(What is asked) Using the entries that follow, collect the lines where the word "makléřkou" appears.

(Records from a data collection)
※ ※ ※
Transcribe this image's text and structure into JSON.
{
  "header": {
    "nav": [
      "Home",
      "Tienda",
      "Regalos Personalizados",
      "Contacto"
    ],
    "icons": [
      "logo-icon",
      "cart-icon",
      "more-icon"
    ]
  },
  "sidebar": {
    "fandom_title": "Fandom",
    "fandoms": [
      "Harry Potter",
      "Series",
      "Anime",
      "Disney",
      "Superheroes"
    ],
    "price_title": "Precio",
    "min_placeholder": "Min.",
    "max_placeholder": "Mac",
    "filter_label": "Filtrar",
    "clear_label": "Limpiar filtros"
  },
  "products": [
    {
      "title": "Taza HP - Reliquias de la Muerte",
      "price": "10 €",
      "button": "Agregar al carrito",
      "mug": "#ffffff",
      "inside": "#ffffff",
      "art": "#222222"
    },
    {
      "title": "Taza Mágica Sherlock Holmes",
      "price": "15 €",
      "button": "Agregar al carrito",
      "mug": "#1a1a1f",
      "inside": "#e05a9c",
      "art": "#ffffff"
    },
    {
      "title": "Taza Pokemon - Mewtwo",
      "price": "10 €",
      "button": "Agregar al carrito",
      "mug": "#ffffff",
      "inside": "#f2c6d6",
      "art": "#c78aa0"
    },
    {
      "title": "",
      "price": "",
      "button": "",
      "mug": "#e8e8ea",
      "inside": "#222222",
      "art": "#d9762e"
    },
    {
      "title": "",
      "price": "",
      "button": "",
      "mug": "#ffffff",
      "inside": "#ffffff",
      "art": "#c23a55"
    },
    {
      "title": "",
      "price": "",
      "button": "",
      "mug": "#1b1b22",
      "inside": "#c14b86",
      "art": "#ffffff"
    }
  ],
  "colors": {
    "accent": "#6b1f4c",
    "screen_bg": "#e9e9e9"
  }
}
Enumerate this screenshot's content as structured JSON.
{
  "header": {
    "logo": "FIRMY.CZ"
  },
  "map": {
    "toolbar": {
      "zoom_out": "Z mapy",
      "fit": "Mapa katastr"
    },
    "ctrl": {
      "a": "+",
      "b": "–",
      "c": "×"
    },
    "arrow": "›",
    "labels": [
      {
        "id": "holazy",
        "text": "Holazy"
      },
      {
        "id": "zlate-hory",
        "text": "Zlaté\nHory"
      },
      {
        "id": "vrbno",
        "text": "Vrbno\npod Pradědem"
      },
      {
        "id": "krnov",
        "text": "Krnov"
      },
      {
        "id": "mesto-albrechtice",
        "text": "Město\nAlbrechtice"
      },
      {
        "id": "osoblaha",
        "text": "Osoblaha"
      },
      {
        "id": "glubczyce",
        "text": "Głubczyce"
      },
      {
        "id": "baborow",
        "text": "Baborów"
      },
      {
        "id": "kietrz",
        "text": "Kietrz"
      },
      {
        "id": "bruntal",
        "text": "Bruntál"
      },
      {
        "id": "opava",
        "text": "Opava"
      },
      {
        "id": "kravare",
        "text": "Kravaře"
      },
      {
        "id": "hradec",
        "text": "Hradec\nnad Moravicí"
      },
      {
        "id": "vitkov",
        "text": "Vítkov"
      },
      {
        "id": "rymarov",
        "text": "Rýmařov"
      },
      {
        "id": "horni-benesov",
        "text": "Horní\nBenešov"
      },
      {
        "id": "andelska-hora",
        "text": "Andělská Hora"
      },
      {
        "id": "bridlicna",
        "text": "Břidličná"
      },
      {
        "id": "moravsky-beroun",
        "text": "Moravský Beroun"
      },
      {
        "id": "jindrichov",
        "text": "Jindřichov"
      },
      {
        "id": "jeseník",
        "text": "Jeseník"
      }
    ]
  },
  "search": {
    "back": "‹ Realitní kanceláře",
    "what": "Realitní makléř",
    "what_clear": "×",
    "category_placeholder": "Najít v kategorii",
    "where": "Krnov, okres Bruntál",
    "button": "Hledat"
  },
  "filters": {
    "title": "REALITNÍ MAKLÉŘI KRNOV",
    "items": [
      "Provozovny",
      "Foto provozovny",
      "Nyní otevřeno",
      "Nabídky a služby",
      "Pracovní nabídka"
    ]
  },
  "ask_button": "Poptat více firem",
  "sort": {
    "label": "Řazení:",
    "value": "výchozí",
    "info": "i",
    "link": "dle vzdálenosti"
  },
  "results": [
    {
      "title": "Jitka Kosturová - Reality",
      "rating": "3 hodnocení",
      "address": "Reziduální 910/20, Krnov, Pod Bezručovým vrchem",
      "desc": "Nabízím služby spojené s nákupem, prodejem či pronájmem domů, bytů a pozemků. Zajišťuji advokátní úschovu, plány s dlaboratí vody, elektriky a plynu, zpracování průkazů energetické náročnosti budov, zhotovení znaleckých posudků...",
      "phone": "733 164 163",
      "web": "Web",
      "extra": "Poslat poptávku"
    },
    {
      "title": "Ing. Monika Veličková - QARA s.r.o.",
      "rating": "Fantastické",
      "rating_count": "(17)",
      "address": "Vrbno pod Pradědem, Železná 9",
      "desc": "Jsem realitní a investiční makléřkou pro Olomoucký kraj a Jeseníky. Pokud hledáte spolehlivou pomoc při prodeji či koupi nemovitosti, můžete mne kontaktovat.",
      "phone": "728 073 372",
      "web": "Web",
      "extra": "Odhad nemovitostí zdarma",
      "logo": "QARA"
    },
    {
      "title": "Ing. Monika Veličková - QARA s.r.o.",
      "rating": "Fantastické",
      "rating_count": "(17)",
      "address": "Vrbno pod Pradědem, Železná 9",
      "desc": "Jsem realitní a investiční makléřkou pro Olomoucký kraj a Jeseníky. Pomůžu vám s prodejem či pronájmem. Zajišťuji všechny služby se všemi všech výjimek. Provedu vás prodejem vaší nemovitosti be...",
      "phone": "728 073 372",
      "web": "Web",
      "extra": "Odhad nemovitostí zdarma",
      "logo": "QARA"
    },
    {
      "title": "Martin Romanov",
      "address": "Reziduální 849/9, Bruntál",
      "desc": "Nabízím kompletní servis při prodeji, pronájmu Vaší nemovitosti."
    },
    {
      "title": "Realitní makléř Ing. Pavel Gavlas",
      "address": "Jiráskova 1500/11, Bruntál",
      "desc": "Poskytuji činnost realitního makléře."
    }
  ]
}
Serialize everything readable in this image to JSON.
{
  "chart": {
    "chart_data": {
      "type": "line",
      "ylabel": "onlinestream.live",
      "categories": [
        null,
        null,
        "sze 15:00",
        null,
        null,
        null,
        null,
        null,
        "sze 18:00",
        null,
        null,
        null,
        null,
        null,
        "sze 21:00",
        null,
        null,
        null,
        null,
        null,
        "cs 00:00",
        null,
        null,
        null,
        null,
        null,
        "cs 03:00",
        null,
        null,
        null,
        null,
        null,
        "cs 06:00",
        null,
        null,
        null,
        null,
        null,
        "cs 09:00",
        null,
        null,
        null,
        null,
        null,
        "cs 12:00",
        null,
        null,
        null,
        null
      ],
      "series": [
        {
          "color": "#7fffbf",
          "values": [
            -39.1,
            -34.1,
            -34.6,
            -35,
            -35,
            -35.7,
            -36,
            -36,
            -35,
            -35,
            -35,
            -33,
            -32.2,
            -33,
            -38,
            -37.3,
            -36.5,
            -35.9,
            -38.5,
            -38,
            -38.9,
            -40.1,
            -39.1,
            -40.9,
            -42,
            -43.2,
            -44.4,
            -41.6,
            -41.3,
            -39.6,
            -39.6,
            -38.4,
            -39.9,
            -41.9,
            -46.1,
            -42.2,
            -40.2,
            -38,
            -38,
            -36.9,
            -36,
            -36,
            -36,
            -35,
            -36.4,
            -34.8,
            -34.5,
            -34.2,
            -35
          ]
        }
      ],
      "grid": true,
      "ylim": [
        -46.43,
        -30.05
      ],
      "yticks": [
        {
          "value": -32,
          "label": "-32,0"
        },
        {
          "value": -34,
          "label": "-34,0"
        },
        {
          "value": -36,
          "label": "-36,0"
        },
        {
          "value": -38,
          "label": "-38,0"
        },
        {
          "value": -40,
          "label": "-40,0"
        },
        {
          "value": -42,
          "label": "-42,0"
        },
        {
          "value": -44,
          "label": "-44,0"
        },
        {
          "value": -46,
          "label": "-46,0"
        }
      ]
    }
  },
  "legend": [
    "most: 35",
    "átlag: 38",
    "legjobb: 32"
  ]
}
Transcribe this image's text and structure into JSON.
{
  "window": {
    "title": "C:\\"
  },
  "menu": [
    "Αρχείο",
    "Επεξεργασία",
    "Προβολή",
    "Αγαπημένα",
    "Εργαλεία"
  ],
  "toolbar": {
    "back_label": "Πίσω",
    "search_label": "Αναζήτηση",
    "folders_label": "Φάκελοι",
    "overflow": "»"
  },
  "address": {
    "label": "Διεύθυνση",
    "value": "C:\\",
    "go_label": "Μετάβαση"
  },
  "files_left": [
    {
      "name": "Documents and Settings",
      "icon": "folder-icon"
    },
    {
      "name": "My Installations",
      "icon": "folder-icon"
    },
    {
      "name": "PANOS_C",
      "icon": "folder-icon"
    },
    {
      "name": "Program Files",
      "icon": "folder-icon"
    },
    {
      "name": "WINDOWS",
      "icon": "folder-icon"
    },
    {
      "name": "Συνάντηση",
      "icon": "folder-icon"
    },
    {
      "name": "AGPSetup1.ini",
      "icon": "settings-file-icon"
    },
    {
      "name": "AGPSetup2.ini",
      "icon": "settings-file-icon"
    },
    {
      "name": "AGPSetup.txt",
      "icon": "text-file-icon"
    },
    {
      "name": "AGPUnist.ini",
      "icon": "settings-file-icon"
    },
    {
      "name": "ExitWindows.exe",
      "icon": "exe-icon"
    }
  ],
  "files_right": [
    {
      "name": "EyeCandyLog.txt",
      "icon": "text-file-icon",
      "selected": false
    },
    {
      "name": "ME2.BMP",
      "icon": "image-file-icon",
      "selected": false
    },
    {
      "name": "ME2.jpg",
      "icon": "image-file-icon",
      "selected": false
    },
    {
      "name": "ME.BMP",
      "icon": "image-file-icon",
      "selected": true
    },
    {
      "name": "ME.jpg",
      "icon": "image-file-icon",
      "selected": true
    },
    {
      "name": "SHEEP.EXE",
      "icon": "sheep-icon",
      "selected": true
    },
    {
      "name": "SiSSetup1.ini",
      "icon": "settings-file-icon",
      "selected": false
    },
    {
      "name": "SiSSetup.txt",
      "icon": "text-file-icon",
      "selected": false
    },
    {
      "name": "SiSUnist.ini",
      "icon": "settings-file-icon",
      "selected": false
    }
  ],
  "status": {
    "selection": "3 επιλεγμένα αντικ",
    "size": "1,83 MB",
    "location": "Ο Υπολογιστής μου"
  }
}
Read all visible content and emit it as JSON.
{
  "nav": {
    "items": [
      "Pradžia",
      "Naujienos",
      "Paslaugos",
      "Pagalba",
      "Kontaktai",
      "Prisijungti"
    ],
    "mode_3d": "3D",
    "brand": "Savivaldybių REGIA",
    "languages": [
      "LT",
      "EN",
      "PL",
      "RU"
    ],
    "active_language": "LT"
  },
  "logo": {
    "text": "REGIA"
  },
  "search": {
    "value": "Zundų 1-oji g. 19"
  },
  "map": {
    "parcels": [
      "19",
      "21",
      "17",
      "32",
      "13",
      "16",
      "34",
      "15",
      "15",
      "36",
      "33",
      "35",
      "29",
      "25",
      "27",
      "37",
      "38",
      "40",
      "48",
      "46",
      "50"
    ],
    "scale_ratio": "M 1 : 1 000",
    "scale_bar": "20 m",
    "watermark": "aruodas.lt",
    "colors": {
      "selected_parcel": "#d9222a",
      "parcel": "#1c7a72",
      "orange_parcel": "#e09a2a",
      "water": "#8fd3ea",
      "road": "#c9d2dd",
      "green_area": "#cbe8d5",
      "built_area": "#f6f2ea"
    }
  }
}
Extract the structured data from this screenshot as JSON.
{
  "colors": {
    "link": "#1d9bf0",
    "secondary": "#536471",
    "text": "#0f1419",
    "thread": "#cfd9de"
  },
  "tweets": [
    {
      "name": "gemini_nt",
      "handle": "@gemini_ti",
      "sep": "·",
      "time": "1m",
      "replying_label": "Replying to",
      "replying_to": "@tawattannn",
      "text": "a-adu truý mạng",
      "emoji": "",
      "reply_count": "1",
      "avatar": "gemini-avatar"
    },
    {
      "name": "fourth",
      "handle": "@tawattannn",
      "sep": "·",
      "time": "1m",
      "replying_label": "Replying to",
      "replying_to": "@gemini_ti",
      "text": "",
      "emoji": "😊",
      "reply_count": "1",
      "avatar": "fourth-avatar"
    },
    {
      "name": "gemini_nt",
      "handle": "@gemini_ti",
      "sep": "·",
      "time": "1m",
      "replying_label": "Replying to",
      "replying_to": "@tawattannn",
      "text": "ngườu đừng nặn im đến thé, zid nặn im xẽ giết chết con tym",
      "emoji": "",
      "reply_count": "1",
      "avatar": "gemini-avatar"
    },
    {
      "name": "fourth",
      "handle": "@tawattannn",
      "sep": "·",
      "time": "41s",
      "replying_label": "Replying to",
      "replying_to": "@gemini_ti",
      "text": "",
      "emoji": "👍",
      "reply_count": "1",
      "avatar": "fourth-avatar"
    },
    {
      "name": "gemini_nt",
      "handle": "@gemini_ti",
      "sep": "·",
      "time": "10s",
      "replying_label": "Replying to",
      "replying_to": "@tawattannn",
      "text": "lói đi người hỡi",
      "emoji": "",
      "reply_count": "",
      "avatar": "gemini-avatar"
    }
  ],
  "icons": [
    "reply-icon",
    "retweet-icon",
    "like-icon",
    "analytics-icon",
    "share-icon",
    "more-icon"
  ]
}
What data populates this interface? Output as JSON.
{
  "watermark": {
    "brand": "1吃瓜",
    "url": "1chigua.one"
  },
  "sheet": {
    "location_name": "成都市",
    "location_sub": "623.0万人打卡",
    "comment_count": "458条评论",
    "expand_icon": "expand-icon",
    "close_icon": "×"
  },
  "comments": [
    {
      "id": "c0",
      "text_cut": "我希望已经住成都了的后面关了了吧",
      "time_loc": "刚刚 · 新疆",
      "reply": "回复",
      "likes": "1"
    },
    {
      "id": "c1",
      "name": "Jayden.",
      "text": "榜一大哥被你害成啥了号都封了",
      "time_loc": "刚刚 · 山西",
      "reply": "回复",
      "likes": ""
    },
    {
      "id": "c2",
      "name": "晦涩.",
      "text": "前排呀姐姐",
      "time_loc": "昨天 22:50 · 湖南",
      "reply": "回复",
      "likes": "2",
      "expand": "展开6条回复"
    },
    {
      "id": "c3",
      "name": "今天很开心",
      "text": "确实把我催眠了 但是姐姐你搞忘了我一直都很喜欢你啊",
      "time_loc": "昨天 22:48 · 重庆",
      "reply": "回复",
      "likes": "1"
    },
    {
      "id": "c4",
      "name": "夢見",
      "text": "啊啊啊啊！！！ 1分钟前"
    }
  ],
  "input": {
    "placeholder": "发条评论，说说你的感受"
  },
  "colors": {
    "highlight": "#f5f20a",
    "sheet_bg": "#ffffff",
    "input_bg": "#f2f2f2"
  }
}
※ ※ ※
(Response)
      "desc": "Jsem realitní a investiční makléřkou pro Olomoucký kraj a Jeseníky. Pokud hledáte spolehlivou pomoc při prodeji či koupi nemovitosti, můžete mne kontaktovat.",
      "desc": "Jsem realitní a investiční makléřkou pro Olomoucký kraj a Jeseníky. Pomůžu vám s prodejem či pronájmem. Zajišťuji všechny služby se všemi všech výjimek. Provedu vás prodejem vaší nemovitosti be...",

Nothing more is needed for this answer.